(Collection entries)
-- begin --
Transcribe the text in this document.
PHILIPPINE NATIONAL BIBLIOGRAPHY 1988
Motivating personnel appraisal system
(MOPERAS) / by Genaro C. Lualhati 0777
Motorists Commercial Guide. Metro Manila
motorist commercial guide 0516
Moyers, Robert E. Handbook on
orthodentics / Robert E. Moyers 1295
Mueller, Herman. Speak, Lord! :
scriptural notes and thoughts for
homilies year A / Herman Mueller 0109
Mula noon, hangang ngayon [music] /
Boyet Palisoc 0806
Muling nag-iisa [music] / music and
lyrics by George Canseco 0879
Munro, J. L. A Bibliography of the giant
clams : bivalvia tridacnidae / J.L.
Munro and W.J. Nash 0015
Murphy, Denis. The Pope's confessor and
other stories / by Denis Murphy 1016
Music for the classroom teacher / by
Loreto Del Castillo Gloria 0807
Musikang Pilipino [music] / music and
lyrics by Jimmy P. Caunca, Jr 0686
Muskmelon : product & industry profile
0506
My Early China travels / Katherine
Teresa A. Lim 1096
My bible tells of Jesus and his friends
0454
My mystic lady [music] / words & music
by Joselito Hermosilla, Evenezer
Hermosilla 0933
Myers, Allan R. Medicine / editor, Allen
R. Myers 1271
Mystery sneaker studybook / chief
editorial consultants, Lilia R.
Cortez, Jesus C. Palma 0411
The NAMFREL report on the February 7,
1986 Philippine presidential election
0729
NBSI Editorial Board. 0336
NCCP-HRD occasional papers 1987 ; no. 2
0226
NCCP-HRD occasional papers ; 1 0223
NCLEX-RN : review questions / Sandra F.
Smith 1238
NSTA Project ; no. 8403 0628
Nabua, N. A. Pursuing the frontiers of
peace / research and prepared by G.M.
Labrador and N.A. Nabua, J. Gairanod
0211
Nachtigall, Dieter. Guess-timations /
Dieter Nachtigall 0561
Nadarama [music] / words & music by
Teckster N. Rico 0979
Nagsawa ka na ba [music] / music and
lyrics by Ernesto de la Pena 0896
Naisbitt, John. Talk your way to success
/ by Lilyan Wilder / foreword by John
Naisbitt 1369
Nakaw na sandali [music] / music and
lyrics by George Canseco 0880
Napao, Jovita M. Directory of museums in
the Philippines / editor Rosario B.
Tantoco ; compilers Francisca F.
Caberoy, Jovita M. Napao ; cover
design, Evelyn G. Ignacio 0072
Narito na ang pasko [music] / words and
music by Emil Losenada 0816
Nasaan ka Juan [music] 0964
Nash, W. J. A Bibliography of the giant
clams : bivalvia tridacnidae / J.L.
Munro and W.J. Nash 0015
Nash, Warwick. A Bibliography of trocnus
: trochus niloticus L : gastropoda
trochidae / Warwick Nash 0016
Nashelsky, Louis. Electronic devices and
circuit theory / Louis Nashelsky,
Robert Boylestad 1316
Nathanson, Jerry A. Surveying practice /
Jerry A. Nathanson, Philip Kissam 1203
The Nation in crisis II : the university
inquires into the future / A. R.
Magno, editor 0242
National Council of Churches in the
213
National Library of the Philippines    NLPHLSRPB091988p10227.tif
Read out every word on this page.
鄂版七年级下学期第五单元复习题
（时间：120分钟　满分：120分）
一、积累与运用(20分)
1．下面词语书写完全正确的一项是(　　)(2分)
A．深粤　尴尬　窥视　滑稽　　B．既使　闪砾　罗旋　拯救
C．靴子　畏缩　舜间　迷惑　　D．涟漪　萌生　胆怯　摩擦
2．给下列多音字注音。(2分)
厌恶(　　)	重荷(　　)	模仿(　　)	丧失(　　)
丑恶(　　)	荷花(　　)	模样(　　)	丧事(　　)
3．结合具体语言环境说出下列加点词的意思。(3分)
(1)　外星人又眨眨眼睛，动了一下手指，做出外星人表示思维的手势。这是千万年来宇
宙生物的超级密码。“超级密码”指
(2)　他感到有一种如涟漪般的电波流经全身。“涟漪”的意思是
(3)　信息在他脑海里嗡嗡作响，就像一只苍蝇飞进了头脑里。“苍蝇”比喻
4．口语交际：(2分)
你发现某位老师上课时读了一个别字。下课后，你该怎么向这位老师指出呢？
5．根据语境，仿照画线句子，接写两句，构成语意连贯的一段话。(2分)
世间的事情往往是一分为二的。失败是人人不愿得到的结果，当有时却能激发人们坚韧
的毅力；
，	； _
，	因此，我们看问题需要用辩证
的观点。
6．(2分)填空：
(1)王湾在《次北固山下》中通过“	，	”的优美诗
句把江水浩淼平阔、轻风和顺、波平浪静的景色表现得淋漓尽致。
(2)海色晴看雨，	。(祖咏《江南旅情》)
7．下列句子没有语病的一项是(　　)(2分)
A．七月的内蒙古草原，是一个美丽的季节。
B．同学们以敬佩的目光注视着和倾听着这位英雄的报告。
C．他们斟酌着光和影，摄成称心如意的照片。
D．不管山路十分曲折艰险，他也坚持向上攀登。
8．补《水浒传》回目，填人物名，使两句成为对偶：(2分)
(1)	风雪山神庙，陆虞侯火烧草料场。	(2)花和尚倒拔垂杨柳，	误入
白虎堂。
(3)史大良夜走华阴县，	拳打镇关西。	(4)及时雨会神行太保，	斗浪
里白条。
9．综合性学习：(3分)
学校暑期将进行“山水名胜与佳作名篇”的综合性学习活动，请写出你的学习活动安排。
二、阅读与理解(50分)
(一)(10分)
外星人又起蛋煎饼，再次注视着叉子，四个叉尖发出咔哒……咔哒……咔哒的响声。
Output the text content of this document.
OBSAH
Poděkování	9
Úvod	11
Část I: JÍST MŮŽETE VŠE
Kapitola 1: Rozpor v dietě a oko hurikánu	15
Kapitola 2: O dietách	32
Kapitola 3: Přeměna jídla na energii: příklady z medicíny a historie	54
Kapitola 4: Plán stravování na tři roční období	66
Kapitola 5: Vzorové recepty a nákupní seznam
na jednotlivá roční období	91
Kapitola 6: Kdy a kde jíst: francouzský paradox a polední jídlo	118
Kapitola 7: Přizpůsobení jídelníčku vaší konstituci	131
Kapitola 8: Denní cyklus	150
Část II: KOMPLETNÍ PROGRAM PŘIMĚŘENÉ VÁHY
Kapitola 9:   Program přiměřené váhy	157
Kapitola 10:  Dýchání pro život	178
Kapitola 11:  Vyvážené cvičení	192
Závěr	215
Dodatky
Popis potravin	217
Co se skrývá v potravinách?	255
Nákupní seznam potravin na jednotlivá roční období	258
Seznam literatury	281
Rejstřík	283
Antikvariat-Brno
-- end --
**WHAT TO WORK ON**. Indicate how many lines of the material contain the string "George", giving the number and nothing more.

**ANSWER FOR THIS EXERCISE**. 2